Exercise directions =>
Leaving out the pictures, transcribe all of the records faithfully.

========================================

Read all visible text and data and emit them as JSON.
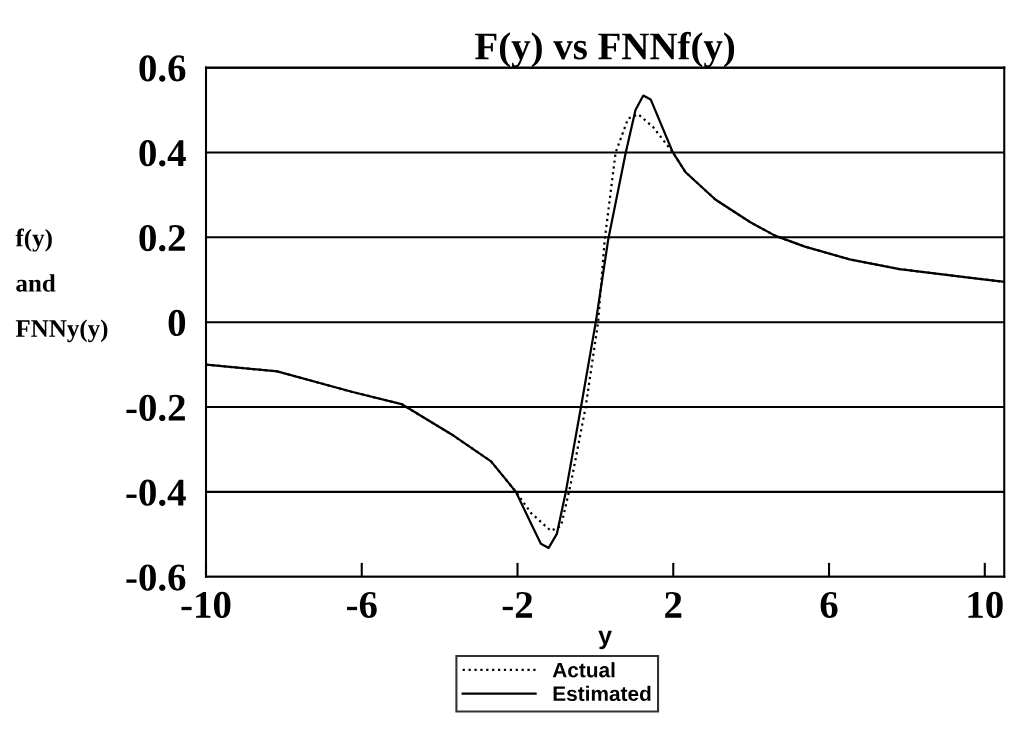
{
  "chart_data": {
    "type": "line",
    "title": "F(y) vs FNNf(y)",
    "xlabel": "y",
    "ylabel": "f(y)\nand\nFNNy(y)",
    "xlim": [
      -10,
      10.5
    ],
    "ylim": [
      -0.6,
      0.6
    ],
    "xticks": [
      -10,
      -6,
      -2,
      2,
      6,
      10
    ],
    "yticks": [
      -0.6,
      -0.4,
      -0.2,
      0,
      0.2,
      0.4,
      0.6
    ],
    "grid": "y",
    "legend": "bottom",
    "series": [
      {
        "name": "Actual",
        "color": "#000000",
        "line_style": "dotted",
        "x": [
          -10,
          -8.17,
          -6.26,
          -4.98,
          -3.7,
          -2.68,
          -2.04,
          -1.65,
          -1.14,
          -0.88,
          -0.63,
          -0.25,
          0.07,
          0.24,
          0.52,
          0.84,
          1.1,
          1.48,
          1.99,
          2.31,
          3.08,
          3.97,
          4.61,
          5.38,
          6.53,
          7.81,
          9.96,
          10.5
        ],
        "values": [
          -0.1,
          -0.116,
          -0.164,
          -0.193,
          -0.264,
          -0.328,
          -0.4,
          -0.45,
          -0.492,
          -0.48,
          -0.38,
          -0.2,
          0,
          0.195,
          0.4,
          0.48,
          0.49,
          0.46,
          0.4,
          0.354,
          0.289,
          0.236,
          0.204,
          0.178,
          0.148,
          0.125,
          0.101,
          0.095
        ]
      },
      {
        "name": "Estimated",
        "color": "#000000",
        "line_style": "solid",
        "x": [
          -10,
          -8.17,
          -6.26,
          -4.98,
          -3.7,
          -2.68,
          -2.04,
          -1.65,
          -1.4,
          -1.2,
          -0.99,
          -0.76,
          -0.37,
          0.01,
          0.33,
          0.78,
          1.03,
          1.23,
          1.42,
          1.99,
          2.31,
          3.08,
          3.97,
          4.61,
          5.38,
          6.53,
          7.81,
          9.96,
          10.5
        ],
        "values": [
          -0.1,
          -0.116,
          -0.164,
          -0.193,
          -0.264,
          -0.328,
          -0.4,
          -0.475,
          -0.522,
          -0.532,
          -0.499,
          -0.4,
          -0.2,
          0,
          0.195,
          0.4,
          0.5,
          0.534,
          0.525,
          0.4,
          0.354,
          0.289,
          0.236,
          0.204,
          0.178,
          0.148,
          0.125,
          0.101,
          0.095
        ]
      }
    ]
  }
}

========================================

Task output =>
Read all visible text and data and emit them as JSON.
{
  "chart_data": {
    "type": "line",
    "title": "F(y) vs FNNf(y)",
    "xlabel": "y",
    "ylabel": "f(y)\nand\nFNNy(y)",
    "xlim": [
      -10,
      10.5
    ],
    "ylim": [
      -0.6,
      0.6
    ],
    "xticks": [
      -10,
      -6,
      -2,
      2,
      6,
      10
    ],
    "yticks": [
      -0.6,
      -0.4,
      -0.2,
      0,
      0.2,
      0.4,
      0.6
    ],
    "grid": "y",
    "legend": "bottom",
    "series": [
      {
        "name": "Actual",
        "color": "#000000",
        "line_style": "dotted",
        "x": [
          -10,
          -8.17,
          -6.26,
          -4.98,
          -3.7,
          -2.68,
          -2.04,
          -1.65,
          -1.14,
          -0.88,
          -0.63,
          -0.25,
          0.07,
          0.24,
          0.52,
          0.84,
          1.1,
          1.48,
          1.99,
          2.31,
          3.08,
          3.97,
          4.61,
          5.38,
          6.53,
          7.81,
          9.96,
          10.5
        ],
        "values": [
          -0.1,
          -0.116,
          -0.164,
          -0.193,
          -0.264,
          -0.328,
          -0.4,
          -0.45,
          -0.492,
          -0.48,
          -0.38,
          -0.2,
          0,
          0.195,
          0.4,
          0.48,
          0.49,
          0.46,
          0.4,
          0.354,
          0.289,
          0.236,
          0.204,
          0.178,
          0.148,
          0.125,
          0.101,
          0.095
        ]
      },
      {
        "name": "Estimated",
        "color": "#000000",
        "line_style": "solid",
        "x": [
          -10,
          -8.17,
          -6.26,
          -4.98,
          -3.7,
          -2.68,
          -2.04,
          -1.65,
          -1.4,
          -1.2,
          -0.99,
          -0.76,
          -0.37,
          0.01,
          0.33,
          0.78,
          1.03,
          1.23,
          1.42,
          1.99,
          2.31,
          3.08,
          3.97,
          4.61,
          5.38,
          6.53,
          7.81,
          9.96,
          10.5
        ],
        "values": [
          -0.1,
          -0.116,
          -0.164,
          -0.193,
          -0.264,
          -0.328,
          -0.4,
          -0.475,
          -0.522,
          -0.532,
          -0.499,
          -0.4,
          -0.2,
          0,
          0.195,
          0.4,
          0.5,
          0.534,
          0.525,
          0.4,
          0.354,
          0.289,
          0.236,
          0.204,
          0.178,
          0.148,
          0.125,
          0.101,
          0.095
        ]
      }
    ]
  }
}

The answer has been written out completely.